» **REQUIRED TASK**: The exercise asks you to copy every line below in which "title" appears.

» **DATA EXTRACT**:
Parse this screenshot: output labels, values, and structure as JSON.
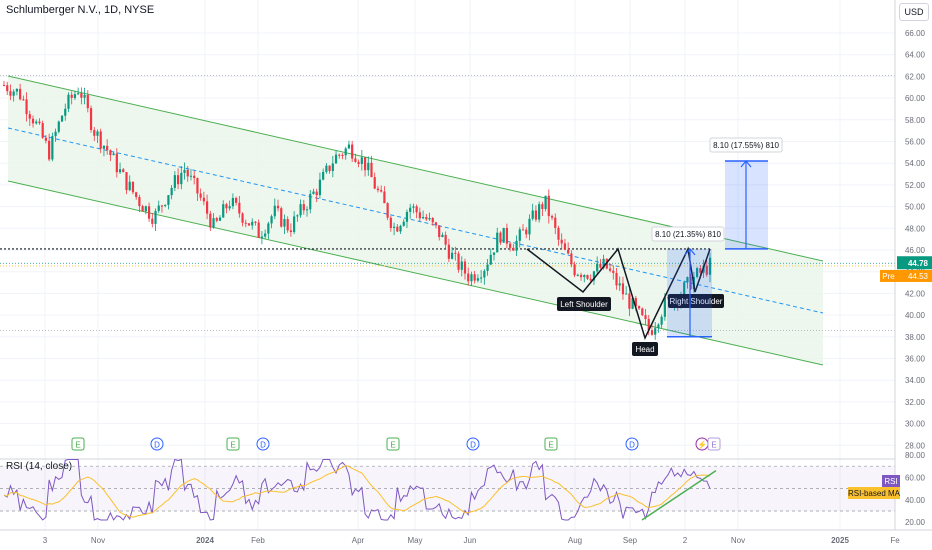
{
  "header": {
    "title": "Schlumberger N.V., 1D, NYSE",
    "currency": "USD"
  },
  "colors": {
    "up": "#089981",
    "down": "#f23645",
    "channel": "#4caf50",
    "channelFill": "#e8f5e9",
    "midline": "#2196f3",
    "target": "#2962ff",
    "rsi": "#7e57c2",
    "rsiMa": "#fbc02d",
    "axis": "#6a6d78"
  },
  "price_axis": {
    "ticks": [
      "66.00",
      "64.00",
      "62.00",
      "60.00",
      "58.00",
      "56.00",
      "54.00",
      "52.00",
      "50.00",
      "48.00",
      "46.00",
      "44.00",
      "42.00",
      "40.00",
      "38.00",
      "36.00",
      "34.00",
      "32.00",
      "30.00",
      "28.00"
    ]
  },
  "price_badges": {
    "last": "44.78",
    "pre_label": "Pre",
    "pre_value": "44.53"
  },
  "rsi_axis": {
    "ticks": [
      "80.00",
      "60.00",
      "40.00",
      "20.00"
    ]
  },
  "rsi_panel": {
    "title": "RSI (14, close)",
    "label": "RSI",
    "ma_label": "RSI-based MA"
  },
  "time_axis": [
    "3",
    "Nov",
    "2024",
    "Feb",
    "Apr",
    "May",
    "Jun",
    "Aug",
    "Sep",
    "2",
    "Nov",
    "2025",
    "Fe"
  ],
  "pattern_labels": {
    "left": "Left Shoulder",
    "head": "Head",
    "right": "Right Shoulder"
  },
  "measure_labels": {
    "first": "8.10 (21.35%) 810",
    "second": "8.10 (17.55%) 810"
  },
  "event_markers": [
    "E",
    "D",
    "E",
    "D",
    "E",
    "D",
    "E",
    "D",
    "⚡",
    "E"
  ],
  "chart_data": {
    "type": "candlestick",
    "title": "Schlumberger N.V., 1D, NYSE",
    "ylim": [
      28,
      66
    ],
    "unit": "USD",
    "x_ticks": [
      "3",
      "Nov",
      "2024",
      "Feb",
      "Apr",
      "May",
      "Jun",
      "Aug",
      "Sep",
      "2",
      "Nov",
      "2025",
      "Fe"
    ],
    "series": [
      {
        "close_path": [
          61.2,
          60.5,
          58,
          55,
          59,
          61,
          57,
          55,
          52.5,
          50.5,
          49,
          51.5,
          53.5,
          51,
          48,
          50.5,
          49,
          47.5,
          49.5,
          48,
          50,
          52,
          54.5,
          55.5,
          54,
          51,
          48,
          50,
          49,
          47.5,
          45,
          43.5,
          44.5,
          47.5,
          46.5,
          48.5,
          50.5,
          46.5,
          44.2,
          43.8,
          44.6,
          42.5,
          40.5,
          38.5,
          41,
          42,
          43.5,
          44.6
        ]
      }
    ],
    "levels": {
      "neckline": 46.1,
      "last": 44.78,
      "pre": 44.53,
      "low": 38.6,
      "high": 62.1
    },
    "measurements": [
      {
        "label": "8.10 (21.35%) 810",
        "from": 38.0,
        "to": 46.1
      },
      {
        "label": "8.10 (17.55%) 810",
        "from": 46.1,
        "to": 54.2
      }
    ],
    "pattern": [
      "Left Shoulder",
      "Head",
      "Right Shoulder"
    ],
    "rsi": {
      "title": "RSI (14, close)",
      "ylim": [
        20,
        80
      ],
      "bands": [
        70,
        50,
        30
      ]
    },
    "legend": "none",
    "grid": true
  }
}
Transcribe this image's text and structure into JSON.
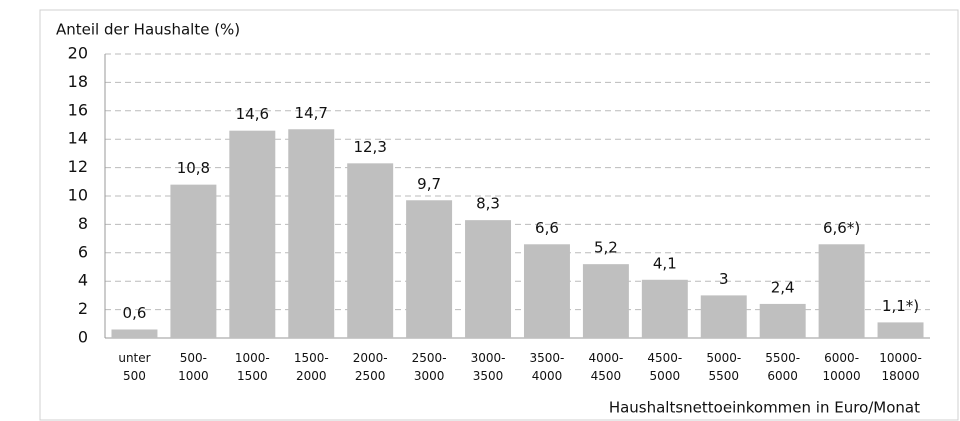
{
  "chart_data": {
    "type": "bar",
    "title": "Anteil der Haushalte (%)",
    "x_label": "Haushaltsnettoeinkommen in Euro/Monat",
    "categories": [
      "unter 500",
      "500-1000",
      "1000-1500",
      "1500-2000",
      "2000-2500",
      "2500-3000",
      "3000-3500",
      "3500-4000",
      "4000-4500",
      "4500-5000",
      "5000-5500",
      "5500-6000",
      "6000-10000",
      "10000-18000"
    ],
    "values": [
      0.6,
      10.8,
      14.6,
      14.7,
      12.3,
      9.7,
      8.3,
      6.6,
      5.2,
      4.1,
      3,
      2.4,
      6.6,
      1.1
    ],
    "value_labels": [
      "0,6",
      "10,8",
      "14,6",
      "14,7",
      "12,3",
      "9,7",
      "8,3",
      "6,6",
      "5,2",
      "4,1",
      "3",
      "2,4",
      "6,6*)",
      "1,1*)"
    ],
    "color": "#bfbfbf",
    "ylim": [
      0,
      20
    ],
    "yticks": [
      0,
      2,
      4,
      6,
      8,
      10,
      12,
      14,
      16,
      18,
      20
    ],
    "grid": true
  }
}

* * *

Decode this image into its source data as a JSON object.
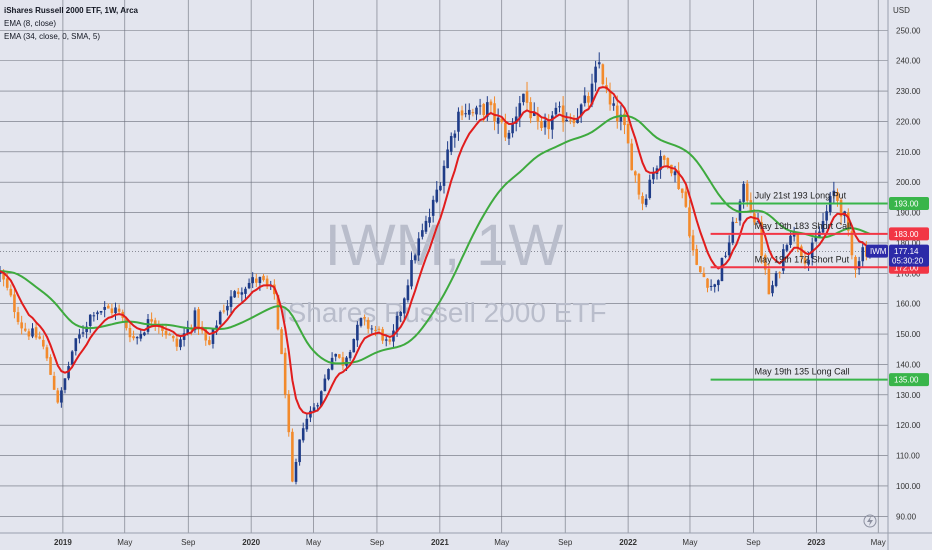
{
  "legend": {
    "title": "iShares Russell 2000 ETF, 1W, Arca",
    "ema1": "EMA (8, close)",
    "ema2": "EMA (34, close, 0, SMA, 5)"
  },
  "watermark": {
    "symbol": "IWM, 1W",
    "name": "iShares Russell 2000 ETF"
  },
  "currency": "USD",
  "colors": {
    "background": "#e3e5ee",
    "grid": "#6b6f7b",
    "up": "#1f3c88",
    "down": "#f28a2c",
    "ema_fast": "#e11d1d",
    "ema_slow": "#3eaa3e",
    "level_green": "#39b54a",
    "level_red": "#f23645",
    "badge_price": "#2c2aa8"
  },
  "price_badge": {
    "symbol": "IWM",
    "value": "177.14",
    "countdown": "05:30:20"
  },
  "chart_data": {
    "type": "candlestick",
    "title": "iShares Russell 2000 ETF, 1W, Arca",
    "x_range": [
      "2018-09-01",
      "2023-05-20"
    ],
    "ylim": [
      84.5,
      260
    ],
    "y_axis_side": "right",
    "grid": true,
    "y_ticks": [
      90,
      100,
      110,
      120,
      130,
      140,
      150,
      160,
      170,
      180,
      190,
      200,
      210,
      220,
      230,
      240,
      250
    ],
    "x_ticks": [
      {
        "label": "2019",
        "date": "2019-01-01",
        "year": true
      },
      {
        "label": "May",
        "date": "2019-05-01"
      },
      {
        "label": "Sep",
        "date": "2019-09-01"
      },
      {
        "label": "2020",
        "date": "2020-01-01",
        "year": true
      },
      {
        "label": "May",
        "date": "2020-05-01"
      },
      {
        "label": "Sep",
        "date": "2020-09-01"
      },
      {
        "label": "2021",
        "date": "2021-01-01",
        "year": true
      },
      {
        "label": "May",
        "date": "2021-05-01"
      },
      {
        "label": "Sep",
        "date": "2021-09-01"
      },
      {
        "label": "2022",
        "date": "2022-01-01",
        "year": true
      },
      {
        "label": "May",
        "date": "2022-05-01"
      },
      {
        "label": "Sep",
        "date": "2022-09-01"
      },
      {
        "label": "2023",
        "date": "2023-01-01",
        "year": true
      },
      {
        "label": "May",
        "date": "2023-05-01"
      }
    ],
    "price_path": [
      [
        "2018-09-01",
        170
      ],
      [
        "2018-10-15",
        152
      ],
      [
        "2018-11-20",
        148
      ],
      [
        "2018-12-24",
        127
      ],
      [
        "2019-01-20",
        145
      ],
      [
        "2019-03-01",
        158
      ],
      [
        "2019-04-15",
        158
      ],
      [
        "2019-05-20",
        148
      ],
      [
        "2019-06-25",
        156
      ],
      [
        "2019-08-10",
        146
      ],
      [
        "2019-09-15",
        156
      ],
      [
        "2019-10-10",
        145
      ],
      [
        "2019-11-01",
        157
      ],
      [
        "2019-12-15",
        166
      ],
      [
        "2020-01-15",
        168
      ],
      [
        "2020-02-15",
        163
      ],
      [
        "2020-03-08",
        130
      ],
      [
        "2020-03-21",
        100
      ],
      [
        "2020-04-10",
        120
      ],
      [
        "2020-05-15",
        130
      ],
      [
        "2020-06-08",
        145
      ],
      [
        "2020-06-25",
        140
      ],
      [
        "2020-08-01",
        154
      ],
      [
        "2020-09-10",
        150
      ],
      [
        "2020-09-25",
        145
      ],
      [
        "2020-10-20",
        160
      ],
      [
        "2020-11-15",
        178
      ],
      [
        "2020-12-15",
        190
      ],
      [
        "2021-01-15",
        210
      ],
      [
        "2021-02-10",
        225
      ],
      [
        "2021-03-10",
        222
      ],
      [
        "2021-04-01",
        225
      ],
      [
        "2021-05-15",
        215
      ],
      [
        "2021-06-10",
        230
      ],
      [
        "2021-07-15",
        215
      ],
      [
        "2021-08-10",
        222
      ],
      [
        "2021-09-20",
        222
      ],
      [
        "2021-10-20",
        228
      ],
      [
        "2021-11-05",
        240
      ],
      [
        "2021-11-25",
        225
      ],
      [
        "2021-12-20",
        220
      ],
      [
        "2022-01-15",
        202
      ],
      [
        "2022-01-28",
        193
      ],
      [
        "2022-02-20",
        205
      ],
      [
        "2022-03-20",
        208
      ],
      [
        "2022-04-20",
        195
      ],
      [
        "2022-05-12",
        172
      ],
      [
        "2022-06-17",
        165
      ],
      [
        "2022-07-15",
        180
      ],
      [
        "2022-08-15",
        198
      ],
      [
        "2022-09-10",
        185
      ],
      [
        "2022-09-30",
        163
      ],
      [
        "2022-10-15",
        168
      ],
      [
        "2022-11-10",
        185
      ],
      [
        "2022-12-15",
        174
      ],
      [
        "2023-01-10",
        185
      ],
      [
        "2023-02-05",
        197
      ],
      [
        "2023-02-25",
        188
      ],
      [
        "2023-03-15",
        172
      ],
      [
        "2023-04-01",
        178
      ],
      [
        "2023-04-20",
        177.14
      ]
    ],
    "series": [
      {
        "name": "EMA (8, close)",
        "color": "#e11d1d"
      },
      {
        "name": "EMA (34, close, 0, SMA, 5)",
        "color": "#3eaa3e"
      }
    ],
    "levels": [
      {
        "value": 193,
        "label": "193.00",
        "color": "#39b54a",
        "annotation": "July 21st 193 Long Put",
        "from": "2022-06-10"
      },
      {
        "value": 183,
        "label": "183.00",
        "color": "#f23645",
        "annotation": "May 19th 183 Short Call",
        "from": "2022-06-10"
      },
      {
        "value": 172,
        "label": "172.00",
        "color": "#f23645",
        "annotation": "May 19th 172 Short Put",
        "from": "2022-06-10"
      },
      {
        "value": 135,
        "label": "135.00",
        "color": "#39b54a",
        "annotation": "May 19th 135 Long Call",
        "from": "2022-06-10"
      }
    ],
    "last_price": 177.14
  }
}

» **EXPECTED ANSWER**:
    "title": "Schlumberger N.V., 1D, NYSE",
    "title": "RSI (14, close)",
    "title": "Schlumberger N.V., 1D, NYSE",
      "title": "RSI (14, close)",
    "title": "Anteil der Haushalte (%)",
    "title": "iShares Russell 2000 ETF, 1W, Arca",
    "title": "iShares Russell 2000 ETF, 1W, Arca",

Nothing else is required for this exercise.